■ Task directions ■
Transcribe every entry word for word, but skip the images.

■ Exercise data ■
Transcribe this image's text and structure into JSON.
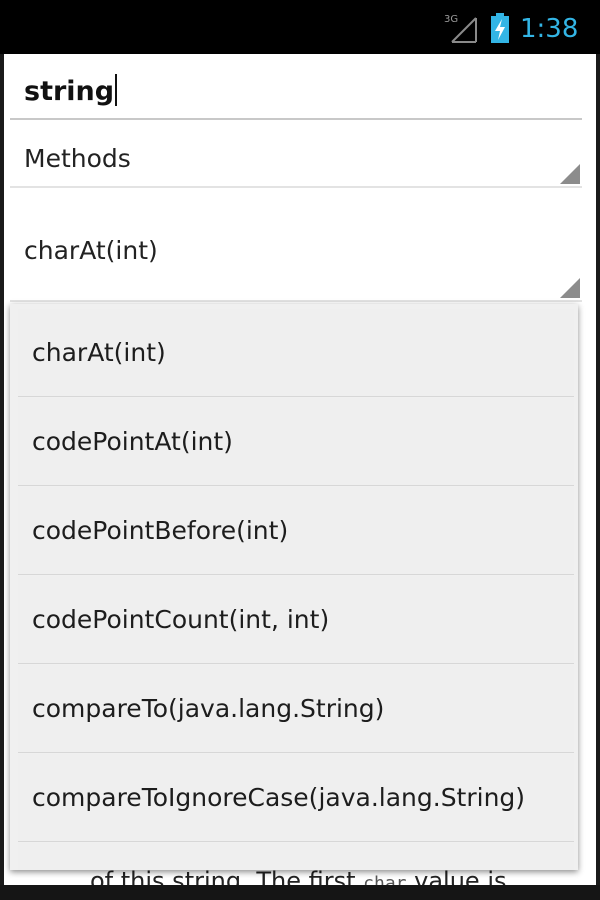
{
  "status_bar": {
    "network_label": "3G",
    "time": "1:38",
    "accent_color": "#33b5e5",
    "icons": [
      "signal-icon",
      "battery-charging-icon"
    ]
  },
  "search": {
    "value": "string"
  },
  "category_spinner": {
    "selected": "Methods"
  },
  "method_spinner": {
    "selected": "charAt(int)"
  },
  "dropdown": {
    "items": [
      "charAt(int)",
      "codePointAt(int)",
      "codePointBefore(int)",
      "codePointCount(int, int)",
      "compareTo(java.lang.String)",
      "compareToIgnoreCase(java.lang.String)",
      ""
    ]
  },
  "content_peek": {
    "text_before": "of this string. The first",
    "code": "char",
    "text_after": "value is"
  }
}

■ Result ■
Transcribe this image's text and structure into JSON.
{
  "status_bar": {
    "network_label": "3G",
    "time": "1:38",
    "accent_color": "#33b5e5",
    "icons": [
      "signal-icon",
      "battery-charging-icon"
    ]
  },
  "search": {
    "value": "string"
  },
  "category_spinner": {
    "selected": "Methods"
  },
  "method_spinner": {
    "selected": "charAt(int)"
  },
  "dropdown": {
    "items": [
      "charAt(int)",
      "codePointAt(int)",
      "codePointBefore(int)",
      "codePointCount(int, int)",
      "compareTo(java.lang.String)",
      "compareToIgnoreCase(java.lang.String)",
      ""
    ]
  },
  "content_peek": {
    "text_before": "of this string. The first",
    "code": "char",
    "text_after": "value is"
  }
}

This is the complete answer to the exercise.